* _To be done_
Every line with the word "What" in it should be extracted from the data that follows.

━━━

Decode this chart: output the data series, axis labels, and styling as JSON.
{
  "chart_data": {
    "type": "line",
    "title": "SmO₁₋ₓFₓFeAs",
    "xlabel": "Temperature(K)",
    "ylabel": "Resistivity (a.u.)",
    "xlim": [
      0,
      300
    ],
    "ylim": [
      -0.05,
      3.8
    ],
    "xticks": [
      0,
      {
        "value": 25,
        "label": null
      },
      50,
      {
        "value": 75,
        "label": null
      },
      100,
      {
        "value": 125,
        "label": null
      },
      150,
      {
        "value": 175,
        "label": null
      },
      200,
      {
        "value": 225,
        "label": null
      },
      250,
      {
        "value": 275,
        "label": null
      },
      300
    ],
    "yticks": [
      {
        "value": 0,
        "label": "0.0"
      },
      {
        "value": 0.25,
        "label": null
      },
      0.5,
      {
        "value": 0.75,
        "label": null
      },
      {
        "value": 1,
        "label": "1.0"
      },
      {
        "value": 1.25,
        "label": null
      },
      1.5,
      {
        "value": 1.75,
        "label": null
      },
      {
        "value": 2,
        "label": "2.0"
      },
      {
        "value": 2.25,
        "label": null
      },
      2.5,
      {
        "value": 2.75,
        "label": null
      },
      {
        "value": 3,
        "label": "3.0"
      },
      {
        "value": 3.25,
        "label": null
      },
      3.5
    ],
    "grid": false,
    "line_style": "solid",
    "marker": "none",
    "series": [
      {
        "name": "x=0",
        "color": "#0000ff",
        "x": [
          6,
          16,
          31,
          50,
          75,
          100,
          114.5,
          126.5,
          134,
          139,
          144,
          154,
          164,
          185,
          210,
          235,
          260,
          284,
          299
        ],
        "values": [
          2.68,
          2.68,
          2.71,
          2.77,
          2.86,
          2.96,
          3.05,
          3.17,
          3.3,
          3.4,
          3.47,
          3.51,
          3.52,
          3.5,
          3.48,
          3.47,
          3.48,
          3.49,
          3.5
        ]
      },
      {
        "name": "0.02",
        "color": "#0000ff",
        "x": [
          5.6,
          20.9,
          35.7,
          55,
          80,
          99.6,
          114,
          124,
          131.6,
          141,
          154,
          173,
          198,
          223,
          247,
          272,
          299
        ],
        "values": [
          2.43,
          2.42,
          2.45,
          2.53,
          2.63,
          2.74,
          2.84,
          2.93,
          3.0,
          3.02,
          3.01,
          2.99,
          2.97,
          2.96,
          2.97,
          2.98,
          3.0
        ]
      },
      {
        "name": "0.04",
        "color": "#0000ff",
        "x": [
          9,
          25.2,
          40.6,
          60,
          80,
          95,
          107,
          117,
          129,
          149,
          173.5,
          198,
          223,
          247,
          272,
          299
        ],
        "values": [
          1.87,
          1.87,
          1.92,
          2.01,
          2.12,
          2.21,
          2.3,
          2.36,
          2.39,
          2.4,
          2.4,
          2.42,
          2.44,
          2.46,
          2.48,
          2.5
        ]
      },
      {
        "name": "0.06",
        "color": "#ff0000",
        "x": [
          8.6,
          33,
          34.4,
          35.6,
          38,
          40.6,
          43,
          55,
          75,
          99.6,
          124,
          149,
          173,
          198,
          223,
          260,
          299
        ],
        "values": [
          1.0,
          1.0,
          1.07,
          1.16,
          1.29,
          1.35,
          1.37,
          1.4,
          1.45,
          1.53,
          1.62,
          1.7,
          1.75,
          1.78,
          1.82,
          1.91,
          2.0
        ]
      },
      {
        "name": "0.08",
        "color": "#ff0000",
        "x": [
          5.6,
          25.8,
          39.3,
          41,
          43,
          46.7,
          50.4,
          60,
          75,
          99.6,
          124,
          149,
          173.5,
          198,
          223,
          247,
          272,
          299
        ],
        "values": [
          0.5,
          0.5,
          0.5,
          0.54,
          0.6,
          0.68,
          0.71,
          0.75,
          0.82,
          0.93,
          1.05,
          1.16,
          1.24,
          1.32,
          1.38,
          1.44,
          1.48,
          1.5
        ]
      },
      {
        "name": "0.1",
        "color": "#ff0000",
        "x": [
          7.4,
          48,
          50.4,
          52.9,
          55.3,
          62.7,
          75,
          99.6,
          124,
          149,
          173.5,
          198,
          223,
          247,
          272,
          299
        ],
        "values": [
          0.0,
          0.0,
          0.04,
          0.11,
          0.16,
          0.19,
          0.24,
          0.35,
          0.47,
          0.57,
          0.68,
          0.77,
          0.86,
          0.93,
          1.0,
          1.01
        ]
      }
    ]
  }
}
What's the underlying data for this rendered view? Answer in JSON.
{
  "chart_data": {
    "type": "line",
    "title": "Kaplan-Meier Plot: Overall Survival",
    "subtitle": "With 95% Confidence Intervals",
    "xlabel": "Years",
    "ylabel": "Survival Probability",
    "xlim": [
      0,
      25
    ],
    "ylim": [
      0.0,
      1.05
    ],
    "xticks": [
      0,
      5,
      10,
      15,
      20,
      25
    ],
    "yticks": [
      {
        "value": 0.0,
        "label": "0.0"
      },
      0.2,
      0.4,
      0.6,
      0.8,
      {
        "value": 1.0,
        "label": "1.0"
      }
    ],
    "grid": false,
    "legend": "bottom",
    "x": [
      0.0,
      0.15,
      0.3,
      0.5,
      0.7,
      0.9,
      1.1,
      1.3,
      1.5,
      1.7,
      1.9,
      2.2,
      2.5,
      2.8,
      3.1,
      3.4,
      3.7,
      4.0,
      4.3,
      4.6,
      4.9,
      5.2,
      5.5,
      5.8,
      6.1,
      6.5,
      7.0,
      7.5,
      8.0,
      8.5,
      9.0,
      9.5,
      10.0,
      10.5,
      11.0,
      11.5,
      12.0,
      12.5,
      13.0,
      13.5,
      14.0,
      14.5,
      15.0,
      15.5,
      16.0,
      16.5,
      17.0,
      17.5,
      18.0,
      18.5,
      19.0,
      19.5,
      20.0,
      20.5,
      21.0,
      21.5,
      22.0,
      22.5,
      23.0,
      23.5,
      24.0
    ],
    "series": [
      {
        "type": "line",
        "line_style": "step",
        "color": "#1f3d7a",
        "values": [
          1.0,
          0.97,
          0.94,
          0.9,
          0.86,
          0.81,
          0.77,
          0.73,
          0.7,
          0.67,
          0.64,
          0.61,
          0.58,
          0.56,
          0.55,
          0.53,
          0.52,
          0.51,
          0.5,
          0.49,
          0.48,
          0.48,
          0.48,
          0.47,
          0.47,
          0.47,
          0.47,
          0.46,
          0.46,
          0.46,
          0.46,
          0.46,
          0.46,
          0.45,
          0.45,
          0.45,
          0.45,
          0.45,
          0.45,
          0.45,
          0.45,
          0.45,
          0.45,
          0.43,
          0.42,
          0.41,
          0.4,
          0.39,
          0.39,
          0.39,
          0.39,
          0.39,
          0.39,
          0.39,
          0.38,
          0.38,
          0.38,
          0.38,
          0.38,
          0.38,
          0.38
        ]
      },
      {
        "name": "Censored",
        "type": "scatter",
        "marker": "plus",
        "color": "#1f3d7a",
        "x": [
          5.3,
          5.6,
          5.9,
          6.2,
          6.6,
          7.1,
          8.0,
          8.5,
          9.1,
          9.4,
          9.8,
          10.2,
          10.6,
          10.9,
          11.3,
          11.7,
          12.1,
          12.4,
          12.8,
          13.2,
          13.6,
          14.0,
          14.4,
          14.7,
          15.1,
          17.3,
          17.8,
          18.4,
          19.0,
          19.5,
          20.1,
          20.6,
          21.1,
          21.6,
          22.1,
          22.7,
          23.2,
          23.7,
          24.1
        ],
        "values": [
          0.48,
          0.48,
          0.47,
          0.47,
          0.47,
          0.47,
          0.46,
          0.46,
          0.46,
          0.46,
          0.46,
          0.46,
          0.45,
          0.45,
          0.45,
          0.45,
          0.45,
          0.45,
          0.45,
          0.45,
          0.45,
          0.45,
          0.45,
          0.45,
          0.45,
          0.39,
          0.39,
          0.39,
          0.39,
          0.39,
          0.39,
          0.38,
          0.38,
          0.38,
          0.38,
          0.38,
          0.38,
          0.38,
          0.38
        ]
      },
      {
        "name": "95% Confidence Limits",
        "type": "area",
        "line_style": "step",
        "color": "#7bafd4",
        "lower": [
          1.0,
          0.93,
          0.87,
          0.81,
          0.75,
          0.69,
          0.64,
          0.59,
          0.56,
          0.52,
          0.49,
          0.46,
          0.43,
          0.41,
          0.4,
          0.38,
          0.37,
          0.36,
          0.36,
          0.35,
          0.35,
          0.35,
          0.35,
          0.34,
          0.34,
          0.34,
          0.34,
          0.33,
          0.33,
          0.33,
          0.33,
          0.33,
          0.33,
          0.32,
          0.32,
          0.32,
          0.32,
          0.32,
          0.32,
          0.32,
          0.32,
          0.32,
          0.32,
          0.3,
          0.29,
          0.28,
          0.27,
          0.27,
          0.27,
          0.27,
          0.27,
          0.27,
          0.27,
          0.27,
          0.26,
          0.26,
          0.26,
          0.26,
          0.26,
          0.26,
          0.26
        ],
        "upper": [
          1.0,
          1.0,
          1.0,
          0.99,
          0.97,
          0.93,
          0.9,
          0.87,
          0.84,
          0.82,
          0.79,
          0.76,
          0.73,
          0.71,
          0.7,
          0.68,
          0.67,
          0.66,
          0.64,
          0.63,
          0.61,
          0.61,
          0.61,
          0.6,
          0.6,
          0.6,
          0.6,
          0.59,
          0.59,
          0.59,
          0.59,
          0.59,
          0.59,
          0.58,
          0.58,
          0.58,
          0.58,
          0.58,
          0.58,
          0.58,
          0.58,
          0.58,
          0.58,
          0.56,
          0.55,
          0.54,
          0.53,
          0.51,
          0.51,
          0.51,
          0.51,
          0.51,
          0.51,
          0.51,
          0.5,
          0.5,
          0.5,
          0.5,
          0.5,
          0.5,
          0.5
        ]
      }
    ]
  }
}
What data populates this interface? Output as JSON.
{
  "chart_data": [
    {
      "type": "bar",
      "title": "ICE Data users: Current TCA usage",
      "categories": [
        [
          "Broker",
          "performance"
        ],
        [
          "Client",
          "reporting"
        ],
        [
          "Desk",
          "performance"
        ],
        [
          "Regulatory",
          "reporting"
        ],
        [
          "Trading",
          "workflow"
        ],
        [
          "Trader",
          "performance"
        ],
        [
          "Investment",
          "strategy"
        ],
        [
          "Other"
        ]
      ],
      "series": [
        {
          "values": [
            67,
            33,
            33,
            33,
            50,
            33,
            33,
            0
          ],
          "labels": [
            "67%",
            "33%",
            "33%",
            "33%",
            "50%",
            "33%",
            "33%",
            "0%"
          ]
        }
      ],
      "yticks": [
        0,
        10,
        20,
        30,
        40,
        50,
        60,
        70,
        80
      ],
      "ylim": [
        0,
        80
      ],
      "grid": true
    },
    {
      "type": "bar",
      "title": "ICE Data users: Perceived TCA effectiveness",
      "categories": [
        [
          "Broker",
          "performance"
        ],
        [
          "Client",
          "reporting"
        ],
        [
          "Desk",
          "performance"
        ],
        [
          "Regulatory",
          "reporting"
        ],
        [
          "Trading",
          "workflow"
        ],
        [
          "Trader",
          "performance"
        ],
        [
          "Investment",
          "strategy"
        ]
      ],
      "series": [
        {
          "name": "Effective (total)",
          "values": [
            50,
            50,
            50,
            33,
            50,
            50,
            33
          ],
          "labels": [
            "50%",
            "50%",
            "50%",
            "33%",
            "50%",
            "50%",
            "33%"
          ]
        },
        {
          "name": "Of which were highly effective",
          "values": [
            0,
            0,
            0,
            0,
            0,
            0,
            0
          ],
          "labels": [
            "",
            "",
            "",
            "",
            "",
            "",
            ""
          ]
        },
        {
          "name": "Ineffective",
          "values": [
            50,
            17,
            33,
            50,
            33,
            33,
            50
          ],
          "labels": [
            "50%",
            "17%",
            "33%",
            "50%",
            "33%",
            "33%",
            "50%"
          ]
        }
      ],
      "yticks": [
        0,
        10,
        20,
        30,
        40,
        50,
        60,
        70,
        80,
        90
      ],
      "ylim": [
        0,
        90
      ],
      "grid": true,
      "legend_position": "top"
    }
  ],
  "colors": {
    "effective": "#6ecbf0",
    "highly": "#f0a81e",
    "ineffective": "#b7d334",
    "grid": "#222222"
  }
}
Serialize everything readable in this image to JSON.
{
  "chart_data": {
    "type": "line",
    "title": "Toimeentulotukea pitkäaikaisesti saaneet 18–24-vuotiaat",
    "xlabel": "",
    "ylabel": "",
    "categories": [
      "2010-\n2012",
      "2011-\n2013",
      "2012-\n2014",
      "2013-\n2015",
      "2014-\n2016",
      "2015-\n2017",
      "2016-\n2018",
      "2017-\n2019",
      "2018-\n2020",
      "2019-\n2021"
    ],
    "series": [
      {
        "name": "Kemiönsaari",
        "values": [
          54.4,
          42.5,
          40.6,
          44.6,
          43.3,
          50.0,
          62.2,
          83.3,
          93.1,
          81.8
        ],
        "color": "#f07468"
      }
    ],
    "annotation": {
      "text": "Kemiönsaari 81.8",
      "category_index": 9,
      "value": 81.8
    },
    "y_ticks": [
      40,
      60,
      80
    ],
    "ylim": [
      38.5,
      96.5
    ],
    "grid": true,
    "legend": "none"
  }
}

━━━

* _The result_
What's the underlying data for this rendered view? Answer in JSON.
What data populates this interface? Output as JSON.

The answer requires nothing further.